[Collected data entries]
╔══

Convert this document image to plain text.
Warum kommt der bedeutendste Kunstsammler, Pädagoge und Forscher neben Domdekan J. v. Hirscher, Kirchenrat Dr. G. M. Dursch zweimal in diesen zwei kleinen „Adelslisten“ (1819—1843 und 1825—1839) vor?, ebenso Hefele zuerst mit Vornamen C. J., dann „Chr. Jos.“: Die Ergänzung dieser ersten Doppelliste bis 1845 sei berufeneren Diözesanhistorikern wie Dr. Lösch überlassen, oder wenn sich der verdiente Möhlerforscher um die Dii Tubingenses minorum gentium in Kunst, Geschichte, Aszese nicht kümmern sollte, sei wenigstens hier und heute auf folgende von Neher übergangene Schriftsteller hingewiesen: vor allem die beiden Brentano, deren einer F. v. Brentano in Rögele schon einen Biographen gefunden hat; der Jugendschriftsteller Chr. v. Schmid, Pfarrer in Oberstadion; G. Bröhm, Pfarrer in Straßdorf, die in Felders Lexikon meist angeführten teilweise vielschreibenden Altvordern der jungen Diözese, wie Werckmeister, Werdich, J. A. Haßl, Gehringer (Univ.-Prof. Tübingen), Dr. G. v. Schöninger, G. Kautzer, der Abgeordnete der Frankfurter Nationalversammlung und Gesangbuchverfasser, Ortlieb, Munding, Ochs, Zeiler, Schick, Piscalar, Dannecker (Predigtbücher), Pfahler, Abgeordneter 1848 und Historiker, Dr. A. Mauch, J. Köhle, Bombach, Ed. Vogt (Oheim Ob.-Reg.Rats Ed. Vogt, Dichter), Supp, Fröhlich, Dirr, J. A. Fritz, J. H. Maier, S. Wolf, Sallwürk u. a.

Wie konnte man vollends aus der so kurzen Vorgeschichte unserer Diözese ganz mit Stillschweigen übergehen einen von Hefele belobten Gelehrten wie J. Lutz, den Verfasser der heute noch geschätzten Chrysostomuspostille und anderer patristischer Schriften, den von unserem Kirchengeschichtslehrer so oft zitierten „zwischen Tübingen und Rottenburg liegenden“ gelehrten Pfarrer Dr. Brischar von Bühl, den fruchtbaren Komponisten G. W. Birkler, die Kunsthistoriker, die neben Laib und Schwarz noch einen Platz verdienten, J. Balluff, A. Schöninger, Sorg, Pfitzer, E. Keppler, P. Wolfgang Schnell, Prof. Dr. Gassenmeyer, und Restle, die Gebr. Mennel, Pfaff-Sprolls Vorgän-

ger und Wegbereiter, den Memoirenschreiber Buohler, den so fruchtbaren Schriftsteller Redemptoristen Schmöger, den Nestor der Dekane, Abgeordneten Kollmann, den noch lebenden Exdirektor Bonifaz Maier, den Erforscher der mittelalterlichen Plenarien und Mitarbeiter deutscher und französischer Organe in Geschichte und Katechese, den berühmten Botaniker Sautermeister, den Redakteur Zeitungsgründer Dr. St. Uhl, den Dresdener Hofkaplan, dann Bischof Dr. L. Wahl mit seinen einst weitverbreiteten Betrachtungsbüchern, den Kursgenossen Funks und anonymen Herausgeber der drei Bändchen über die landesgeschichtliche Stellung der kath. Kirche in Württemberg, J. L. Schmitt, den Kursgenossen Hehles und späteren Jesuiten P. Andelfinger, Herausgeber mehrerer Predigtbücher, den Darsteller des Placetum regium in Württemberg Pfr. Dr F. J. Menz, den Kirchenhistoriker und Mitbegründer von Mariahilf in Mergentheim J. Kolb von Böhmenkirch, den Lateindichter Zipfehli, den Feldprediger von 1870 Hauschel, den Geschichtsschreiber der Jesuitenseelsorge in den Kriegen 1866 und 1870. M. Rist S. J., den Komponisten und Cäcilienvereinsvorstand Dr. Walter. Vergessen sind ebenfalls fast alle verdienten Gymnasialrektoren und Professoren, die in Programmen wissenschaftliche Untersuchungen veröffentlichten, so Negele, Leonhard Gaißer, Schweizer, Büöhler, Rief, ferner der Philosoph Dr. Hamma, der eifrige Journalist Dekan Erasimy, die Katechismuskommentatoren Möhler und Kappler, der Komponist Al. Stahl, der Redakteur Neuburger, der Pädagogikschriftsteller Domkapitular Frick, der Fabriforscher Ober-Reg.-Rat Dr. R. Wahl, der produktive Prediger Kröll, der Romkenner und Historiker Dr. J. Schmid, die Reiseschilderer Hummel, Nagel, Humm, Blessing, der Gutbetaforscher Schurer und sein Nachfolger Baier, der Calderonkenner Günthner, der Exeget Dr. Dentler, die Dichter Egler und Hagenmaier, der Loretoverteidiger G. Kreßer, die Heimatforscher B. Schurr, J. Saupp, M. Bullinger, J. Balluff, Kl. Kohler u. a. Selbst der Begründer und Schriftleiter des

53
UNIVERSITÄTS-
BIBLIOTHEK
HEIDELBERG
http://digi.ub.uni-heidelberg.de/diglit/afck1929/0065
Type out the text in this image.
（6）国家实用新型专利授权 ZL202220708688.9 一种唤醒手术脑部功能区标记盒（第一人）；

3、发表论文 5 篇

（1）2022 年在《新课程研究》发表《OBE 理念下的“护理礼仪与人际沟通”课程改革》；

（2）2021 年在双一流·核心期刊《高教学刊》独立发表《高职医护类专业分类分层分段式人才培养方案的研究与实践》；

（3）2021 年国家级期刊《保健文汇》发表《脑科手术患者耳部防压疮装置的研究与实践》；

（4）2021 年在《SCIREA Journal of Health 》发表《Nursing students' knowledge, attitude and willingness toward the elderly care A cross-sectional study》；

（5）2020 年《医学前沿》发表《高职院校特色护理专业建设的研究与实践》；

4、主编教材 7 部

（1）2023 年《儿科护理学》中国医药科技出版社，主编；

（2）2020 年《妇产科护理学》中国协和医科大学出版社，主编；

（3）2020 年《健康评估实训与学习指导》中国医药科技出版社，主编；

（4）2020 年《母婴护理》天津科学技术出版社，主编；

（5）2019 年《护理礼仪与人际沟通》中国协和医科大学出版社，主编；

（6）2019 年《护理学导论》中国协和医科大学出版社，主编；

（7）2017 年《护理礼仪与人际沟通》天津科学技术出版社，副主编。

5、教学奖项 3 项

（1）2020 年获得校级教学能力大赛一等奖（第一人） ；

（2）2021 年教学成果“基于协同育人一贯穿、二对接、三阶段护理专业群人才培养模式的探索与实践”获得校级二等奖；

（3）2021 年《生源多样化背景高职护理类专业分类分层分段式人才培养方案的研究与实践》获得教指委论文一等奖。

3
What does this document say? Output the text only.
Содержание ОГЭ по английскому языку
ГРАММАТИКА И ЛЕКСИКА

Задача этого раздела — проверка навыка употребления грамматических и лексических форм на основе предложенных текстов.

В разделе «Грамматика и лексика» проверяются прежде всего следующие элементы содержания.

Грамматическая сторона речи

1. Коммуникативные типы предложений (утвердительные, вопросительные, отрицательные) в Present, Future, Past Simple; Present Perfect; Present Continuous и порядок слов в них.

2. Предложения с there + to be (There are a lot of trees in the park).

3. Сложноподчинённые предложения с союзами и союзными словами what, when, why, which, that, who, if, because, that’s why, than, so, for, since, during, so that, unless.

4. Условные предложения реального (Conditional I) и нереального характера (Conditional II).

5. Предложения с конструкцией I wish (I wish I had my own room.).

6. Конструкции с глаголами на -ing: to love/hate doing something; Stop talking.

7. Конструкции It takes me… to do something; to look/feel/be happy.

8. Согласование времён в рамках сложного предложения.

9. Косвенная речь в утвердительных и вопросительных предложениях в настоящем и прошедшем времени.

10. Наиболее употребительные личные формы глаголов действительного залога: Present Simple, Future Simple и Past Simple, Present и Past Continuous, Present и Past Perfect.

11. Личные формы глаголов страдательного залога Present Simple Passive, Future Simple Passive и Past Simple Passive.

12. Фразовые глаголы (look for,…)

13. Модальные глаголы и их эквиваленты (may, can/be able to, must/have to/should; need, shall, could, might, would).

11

╚══

* _Written exercise_
Search the listing for the word "Present" and return each line that holds it.

* _Response to the task_
1. Коммуникативные типы предложений (утвердительные, вопросительные, отрицательные) в Present, Future, Past Simple; Present Perfect; Present Continuous и порядок слов в них.
10. Наиболее употребительные личные формы глаголов действительного залога: Present Simple, Future Simple и Past Simple, Present и Past Continuous, Present и Past Perfect.
11. Личные формы глаголов страдательного залога Present Simple Passive, Future Simple Passive и Past Simple Passive.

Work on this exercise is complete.